Goal: Take each line that has the word "layer" and return it.

Supplied data:

—————

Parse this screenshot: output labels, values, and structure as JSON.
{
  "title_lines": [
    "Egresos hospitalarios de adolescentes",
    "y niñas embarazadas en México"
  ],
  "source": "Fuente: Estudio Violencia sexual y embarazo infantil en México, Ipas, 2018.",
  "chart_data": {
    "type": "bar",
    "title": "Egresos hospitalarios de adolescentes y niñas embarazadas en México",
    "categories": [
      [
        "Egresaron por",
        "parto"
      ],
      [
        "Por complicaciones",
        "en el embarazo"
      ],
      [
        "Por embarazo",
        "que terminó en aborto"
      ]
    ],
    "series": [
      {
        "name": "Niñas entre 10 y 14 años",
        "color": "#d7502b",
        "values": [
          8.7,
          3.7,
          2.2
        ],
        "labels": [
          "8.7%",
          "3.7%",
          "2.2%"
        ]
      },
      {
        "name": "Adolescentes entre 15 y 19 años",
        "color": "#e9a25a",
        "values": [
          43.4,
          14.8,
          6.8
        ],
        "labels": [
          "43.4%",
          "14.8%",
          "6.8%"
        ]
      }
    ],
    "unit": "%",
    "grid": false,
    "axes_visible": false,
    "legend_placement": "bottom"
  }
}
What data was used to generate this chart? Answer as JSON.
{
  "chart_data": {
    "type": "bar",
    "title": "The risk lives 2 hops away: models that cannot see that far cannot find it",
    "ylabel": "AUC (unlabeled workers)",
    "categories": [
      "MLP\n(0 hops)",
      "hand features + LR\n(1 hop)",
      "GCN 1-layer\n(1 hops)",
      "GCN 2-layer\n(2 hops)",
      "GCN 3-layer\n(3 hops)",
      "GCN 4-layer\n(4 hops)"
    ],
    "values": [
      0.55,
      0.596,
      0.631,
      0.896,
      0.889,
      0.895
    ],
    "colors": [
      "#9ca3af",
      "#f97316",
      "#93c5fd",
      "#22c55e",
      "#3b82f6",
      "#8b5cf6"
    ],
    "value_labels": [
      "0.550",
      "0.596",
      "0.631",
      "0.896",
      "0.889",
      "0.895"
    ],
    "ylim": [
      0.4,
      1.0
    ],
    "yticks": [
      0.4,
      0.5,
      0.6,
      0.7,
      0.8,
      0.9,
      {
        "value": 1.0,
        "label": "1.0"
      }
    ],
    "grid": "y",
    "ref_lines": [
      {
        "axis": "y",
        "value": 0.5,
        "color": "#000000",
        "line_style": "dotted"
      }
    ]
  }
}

—————

Answer:
      "GCN 1-layer\n(1 hops)",
      "GCN 2-layer\n(2 hops)",
      "GCN 3-layer\n(3 hops)",
      "GCN 4-layer\n(4 hops)"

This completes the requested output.